### Exercise
Each record that follows should be repeated exactly, minus any images.

** Start Information given **

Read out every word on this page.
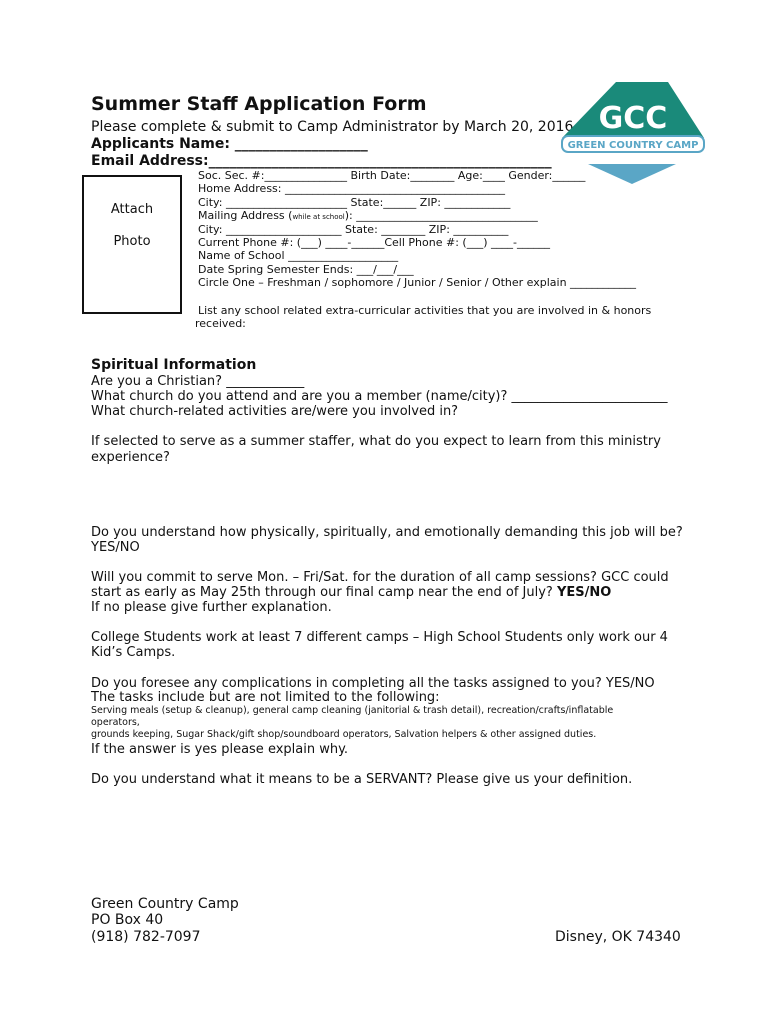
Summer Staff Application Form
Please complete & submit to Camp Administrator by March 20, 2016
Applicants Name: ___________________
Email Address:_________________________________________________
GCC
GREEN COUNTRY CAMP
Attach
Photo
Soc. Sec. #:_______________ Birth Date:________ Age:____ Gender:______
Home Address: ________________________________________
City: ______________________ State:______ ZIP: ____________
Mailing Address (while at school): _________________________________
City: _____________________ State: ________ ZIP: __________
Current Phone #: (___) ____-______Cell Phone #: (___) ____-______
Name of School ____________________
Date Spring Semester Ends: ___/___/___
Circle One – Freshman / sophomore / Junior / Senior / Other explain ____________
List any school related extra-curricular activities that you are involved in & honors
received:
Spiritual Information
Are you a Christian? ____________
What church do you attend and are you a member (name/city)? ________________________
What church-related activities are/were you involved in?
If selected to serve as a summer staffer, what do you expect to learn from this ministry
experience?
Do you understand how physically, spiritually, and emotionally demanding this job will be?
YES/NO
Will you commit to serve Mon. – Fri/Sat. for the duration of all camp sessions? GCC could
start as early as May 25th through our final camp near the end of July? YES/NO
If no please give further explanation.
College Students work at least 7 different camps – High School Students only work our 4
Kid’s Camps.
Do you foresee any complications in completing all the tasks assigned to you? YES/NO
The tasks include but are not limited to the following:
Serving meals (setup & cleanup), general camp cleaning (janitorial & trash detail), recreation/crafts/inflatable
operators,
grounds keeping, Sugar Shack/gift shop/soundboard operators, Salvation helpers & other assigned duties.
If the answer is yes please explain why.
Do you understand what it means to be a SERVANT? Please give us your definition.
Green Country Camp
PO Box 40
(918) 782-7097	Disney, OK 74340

** End Information given **

### The result
Read out every word on this page.
Summer Staff Application Form
Please complete & submit to Camp Administrator by March 20, 2016
Applicants Name: ___________________
Email Address:_________________________________________________
GCC
GREEN COUNTRY CAMP
Attach
Photo
Soc. Sec. #:_______________ Birth Date:________ Age:____ Gender:______
Home Address: ________________________________________
City: ______________________ State:______ ZIP: ____________
Mailing Address (while at school): _________________________________
City: _____________________ State: ________ ZIP: __________
Current Phone #: (___) ____-______Cell Phone #: (___) ____-______
Name of School ____________________
Date Spring Semester Ends: ___/___/___
Circle One – Freshman / sophomore / Junior / Senior / Other explain ____________
List any school related extra-curricular activities that you are involved in & honors
received:
Spiritual Information
Are you a Christian? ____________
What church do you attend and are you a member (name/city)? ________________________
What church-related activities are/were you involved in?
If selected to serve as a summer staffer, what do you expect to learn from this ministry
experience?
Do you understand how physically, spiritually, and emotionally demanding this job will be?
YES/NO
Will you commit to serve Mon. – Fri/Sat. for the duration of all camp sessions? GCC could
start as early as May 25th through our final camp near the end of July? YES/NO
If no please give further explanation.
College Students work at least 7 different camps – High School Students only work our 4
Kid’s Camps.
Do you foresee any complications in completing all the tasks assigned to you? YES/NO
The tasks include but are not limited to the following:
Serving meals (setup & cleanup), general camp cleaning (janitorial & trash detail), recreation/crafts/inflatable
operators,
grounds keeping, Sugar Shack/gift shop/soundboard operators, Salvation helpers & other assigned duties.
If the answer is yes please explain why.
Do you understand what it means to be a SERVANT? Please give us your definition.
Green Country Camp
PO Box 40
(918) 782-7097	Disney, OK 74340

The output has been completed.